> **What you should do**:
Update the material below: rewrite every line with "window controls" changed to "window buttons", leaving everything else as it is.

__________

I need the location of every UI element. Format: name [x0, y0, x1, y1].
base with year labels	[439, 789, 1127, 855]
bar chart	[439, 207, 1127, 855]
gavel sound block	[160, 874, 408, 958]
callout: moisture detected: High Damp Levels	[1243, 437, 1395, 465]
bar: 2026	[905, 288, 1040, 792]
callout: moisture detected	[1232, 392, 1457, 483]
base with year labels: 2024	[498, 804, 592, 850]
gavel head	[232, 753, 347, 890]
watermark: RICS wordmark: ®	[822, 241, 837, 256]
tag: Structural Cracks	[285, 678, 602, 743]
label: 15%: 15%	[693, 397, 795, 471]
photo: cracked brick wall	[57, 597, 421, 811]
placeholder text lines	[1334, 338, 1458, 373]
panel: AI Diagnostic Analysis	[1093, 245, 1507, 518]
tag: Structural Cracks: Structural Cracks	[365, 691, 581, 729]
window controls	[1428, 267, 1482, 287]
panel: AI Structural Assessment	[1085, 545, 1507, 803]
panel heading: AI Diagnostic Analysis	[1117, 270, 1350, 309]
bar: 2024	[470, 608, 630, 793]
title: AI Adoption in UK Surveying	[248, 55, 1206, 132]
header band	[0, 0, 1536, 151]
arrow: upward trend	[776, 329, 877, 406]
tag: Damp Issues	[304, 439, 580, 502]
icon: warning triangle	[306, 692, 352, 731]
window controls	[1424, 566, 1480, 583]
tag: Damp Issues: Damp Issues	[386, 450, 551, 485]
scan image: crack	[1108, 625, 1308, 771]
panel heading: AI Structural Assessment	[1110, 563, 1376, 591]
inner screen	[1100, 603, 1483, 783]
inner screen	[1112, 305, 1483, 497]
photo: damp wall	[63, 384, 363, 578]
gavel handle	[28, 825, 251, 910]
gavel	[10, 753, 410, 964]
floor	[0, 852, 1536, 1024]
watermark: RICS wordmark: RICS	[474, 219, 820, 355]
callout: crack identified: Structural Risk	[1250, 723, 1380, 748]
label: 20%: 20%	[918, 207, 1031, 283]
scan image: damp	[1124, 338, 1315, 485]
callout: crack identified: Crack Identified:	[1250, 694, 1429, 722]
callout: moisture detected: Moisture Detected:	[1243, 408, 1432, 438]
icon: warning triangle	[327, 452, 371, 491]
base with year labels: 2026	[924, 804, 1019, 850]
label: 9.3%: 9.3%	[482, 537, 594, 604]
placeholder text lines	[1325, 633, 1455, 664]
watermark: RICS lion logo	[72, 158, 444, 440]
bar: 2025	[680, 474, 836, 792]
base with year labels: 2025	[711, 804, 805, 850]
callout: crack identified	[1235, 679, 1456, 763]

__________

> **Task solution**:
I need the location of every UI element. Format: name [x0, y0, x1, y1].
base with year labels	[439, 789, 1127, 855]
bar chart	[439, 207, 1127, 855]
gavel sound block	[160, 874, 408, 958]
callout: moisture detected: High Damp Levels	[1243, 437, 1395, 465]
bar: 2026	[905, 288, 1040, 792]
callout: moisture detected	[1232, 392, 1457, 483]
base with year labels: 2024	[498, 804, 592, 850]
gavel head	[232, 753, 347, 890]
watermark: RICS wordmark: ®	[822, 241, 837, 256]
tag: Structural Cracks	[285, 678, 602, 743]
label: 15%: 15%	[693, 397, 795, 471]
photo: cracked brick wall	[57, 597, 421, 811]
placeholder text lines	[1334, 338, 1458, 373]
panel: AI Diagnostic Analysis	[1093, 245, 1507, 518]
tag: Structural Cracks: Structural Cracks	[365, 691, 581, 729]
window buttons	[1428, 267, 1482, 287]
panel: AI Structural Assessment	[1085, 545, 1507, 803]
panel heading: AI Diagnostic Analysis	[1117, 270, 1350, 309]
bar: 2024	[470, 608, 630, 793]
title: AI Adoption in UK Surveying	[248, 55, 1206, 132]
header band	[0, 0, 1536, 151]
arrow: upward trend	[776, 329, 877, 406]
tag: Damp Issues	[304, 439, 580, 502]
icon: warning triangle	[306, 692, 352, 731]
window buttons	[1424, 566, 1480, 583]
tag: Damp Issues: Damp Issues	[386, 450, 551, 485]
scan image: crack	[1108, 625, 1308, 771]
panel heading: AI Structural Assessment	[1110, 563, 1376, 591]
inner screen	[1100, 603, 1483, 783]
inner screen	[1112, 305, 1483, 497]
photo: damp wall	[63, 384, 363, 578]
gavel handle	[28, 825, 251, 910]
gavel	[10, 753, 410, 964]
floor	[0, 852, 1536, 1024]
watermark: RICS wordmark: RICS	[474, 219, 820, 355]
callout: crack identified: Structural Risk	[1250, 723, 1380, 748]
label: 20%: 20%	[918, 207, 1031, 283]
scan image: damp	[1124, 338, 1315, 485]
callout: crack identified: Crack Identified:	[1250, 694, 1429, 722]
callout: moisture detected: Moisture Detected:	[1243, 408, 1432, 438]
icon: warning triangle	[327, 452, 371, 491]
base with year labels: 2026	[924, 804, 1019, 850]
label: 9.3%: 9.3%	[482, 537, 594, 604]
placeholder text lines	[1325, 633, 1455, 664]
watermark: RICS lion logo	[72, 158, 444, 440]
bar: 2025	[680, 474, 836, 792]
base with year labels: 2025	[711, 804, 805, 850]
callout: crack identified	[1235, 679, 1456, 763]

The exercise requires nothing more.